_What the task asks_
Print each of the entries exactly, leaving nothing out.

_Data for processing_
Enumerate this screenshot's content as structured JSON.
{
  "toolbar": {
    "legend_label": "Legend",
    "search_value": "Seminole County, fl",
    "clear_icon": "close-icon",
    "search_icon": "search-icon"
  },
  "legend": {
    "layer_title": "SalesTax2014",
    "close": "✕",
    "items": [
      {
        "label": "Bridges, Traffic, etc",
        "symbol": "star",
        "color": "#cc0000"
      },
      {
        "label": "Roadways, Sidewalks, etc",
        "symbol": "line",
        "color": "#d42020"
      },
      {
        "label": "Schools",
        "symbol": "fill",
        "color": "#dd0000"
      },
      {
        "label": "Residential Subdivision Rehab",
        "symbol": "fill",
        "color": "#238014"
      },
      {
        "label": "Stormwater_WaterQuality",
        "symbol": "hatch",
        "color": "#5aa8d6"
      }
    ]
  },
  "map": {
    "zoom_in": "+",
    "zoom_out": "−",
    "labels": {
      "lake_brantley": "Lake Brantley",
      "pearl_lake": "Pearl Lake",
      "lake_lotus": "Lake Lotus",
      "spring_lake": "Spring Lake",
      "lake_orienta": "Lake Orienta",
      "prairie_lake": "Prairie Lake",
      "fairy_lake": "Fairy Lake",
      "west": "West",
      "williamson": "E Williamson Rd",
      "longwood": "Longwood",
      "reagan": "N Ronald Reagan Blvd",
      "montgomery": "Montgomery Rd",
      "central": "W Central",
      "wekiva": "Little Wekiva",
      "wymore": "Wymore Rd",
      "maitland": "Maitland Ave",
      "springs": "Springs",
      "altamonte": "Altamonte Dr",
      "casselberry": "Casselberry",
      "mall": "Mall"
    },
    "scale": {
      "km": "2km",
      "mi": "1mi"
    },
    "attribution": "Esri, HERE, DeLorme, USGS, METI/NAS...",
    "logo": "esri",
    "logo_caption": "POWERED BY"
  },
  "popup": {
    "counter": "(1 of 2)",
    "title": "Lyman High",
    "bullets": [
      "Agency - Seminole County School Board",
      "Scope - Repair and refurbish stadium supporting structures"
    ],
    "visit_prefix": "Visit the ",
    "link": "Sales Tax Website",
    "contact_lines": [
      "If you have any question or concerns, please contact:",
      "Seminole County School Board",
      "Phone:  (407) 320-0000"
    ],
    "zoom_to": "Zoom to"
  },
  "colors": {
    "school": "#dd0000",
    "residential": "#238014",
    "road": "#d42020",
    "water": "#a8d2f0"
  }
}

_Written solution_
Enumerate this screenshot's content as structured JSON.
{
  "toolbar": {
    "legend_label": "Legend",
    "search_value": "Seminole County, fl",
    "clear_icon": "close-icon",
    "search_icon": "search-icon"
  },
  "legend": {
    "layer_title": "SalesTax2014",
    "close": "✕",
    "items": [
      {
        "label": "Bridges, Traffic, etc",
        "symbol": "star",
        "color": "#cc0000"
      },
      {
        "label": "Roadways, Sidewalks, etc",
        "symbol": "line",
        "color": "#d42020"
      },
      {
        "label": "Schools",
        "symbol": "fill",
        "color": "#dd0000"
      },
      {
        "label": "Residential Subdivision Rehab",
        "symbol": "fill",
        "color": "#238014"
      },
      {
        "label": "Stormwater_WaterQuality",
        "symbol": "hatch",
        "color": "#5aa8d6"
      }
    ]
  },
  "map": {
    "zoom_in": "+",
    "zoom_out": "−",
    "labels": {
      "lake_brantley": "Lake Brantley",
      "pearl_lake": "Pearl Lake",
      "lake_lotus": "Lake Lotus",
      "spring_lake": "Spring Lake",
      "lake_orienta": "Lake Orienta",
      "prairie_lake": "Prairie Lake",
      "fairy_lake": "Fairy Lake",
      "west": "West",
      "williamson": "E Williamson Rd",
      "longwood": "Longwood",
      "reagan": "N Ronald Reagan Blvd",
      "montgomery": "Montgomery Rd",
      "central": "W Central",
      "wekiva": "Little Wekiva",
      "wymore": "Wymore Rd",
      "maitland": "Maitland Ave",
      "springs": "Springs",
      "altamonte": "Altamonte Dr",
      "casselberry": "Casselberry",
      "mall": "Mall"
    },
    "scale": {
      "km": "2km",
      "mi": "1mi"
    },
    "attribution": "Esri, HERE, DeLorme, USGS, METI/NAS...",
    "logo": "esri",
    "logo_caption": "POWERED BY"
  },
  "popup": {
    "counter": "(1 of 2)",
    "title": "Lyman High",
    "bullets": [
      "Agency - Seminole County School Board",
      "Scope - Repair and refurbish stadium supporting structures"
    ],
    "visit_prefix": "Visit the ",
    "link": "Sales Tax Website",
    "contact_lines": [
      "If you have any question or concerns, please contact:",
      "Seminole County School Board",
      "Phone:  (407) 320-0000"
    ],
    "zoom_to": "Zoom to"
  },
  "colors": {
    "school": "#dd0000",
    "residential": "#238014",
    "road": "#d42020",
    "water": "#a8d2f0"
  }
}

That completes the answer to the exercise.